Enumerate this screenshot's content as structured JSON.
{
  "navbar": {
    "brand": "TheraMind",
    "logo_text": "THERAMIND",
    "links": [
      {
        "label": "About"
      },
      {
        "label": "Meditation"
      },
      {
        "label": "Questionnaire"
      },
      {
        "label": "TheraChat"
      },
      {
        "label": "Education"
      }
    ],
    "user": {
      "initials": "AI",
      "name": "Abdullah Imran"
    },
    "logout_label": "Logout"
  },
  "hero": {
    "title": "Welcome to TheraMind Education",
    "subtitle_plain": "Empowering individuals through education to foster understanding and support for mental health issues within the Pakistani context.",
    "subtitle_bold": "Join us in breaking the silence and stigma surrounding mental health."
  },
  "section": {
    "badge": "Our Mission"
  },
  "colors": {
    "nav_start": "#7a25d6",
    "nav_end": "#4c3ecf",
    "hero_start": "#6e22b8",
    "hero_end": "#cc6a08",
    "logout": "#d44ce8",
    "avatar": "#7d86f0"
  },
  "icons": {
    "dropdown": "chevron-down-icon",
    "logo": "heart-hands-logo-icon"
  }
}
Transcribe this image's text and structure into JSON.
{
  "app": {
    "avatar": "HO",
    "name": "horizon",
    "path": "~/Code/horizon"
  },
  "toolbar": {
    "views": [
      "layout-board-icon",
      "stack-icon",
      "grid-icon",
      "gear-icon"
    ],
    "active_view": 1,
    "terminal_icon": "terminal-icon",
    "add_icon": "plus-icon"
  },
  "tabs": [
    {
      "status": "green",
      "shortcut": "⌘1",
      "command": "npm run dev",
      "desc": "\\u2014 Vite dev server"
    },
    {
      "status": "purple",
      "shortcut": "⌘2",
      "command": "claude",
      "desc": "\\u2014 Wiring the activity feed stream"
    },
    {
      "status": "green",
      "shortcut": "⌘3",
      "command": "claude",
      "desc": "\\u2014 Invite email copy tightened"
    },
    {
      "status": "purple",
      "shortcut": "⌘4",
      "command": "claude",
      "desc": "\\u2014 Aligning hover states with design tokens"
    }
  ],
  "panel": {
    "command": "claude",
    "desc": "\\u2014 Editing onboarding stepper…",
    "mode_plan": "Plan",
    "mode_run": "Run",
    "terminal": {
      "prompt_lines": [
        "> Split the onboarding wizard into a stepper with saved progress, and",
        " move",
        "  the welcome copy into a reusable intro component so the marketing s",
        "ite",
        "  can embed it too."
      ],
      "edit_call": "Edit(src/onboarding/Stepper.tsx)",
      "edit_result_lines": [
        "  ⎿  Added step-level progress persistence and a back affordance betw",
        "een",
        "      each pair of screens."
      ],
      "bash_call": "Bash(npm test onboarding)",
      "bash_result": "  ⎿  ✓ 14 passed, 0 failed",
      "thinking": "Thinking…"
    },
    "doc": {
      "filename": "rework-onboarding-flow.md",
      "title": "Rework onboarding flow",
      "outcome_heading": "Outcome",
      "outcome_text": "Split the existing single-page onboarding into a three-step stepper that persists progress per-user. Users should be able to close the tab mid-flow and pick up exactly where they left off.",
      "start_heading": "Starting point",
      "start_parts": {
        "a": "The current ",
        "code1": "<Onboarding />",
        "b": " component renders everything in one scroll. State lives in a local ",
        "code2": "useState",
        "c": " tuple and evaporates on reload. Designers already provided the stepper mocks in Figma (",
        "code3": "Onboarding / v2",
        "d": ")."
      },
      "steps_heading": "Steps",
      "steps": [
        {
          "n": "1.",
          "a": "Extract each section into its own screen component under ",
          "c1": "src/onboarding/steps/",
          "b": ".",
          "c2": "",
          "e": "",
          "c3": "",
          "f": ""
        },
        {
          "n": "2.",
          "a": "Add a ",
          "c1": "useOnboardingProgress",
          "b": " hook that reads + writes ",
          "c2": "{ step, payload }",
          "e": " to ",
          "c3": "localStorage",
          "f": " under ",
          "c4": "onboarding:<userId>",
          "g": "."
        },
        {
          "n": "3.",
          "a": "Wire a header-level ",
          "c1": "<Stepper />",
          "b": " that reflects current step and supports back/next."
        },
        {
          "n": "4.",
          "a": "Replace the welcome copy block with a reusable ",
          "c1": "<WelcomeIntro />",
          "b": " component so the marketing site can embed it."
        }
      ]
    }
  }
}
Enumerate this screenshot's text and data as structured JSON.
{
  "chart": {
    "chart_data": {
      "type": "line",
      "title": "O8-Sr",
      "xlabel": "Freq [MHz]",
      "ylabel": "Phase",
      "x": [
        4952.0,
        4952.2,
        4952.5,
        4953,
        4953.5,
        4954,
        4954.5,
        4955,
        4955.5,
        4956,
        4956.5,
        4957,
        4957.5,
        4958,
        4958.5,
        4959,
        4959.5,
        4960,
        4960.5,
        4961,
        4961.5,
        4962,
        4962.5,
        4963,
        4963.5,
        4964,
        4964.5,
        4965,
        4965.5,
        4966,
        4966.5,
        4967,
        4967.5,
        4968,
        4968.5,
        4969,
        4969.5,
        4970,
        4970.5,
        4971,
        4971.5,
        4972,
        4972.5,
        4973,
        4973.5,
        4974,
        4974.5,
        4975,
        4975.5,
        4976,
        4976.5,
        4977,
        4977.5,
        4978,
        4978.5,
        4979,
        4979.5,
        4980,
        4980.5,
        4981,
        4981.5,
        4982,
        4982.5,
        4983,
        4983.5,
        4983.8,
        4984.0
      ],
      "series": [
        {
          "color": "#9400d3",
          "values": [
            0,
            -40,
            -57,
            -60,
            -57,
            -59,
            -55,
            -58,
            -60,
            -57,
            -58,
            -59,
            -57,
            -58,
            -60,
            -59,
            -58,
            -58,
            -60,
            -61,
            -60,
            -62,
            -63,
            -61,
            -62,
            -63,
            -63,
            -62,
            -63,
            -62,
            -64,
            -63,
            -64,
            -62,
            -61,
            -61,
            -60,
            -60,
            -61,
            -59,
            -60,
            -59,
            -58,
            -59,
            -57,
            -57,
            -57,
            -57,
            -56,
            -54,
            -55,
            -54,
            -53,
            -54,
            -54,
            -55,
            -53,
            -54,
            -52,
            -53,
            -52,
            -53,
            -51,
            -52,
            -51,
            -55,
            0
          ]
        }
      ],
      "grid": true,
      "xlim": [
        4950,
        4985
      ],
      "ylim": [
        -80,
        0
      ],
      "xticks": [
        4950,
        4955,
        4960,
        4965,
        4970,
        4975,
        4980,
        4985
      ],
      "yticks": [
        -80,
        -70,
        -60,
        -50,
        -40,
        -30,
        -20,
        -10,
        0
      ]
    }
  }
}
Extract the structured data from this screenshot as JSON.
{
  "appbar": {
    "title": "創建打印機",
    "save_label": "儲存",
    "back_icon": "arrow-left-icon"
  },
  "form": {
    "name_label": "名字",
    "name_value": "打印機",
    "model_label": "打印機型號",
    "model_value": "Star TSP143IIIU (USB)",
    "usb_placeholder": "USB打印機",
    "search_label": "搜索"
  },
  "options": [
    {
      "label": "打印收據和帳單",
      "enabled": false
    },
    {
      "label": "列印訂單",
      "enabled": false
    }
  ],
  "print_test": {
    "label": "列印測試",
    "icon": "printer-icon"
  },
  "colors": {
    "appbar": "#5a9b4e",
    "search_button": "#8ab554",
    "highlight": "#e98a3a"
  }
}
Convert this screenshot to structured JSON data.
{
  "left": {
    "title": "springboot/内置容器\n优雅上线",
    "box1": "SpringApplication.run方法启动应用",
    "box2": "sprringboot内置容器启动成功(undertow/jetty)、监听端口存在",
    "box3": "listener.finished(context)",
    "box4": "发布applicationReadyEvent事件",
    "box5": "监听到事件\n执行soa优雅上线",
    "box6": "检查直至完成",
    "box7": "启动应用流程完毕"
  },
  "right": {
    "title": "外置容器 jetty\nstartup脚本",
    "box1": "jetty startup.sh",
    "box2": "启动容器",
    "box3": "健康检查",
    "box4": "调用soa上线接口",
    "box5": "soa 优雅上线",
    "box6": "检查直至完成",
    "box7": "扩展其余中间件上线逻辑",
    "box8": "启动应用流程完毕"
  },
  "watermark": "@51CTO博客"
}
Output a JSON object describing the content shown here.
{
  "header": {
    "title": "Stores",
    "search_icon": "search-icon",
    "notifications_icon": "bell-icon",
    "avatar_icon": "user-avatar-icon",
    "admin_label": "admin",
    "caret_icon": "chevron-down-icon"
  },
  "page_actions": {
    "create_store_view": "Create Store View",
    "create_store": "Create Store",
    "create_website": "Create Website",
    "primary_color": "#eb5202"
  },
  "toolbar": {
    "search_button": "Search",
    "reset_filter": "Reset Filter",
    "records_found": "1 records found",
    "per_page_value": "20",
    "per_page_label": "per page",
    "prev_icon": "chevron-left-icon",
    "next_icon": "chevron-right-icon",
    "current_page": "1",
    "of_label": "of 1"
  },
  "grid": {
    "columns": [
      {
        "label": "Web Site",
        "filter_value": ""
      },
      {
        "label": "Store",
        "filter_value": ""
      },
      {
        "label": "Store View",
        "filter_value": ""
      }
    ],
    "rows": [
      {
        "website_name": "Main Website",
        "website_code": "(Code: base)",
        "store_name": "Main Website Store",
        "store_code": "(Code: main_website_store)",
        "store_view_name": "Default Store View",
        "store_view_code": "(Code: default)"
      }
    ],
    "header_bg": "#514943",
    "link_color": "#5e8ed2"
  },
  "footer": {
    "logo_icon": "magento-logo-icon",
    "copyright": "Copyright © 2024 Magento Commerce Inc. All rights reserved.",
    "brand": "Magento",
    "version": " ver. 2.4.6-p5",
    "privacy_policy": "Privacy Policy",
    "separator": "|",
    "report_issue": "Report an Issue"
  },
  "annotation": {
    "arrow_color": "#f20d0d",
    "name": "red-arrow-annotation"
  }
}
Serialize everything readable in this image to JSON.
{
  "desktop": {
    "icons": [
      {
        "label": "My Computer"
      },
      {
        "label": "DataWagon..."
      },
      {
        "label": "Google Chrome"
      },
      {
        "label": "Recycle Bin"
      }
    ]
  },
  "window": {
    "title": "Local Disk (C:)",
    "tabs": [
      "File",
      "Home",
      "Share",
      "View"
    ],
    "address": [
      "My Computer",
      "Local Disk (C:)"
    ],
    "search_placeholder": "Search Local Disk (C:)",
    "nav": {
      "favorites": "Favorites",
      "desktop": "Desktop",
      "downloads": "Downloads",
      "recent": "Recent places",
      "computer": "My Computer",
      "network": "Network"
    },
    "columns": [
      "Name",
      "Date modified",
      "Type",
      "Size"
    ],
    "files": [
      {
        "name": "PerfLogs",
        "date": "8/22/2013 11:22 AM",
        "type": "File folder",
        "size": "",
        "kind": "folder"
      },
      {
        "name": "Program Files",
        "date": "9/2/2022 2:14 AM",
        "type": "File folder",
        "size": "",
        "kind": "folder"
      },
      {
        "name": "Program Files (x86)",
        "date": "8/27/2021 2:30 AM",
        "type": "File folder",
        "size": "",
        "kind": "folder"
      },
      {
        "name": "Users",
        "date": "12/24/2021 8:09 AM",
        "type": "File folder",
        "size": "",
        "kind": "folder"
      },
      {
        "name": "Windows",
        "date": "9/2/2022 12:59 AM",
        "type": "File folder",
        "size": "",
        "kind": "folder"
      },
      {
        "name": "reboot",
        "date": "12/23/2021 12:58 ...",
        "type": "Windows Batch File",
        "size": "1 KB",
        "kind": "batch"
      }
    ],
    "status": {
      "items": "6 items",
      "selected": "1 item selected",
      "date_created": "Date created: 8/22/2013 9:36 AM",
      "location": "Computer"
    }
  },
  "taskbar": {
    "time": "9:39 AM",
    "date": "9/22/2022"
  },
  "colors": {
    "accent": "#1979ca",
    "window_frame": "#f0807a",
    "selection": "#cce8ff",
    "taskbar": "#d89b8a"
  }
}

•••••

§ WHAT THE TASK REQUIRES
Report the number of lines that contain "Users", with no other words.

§ WRITTEN REPLY
2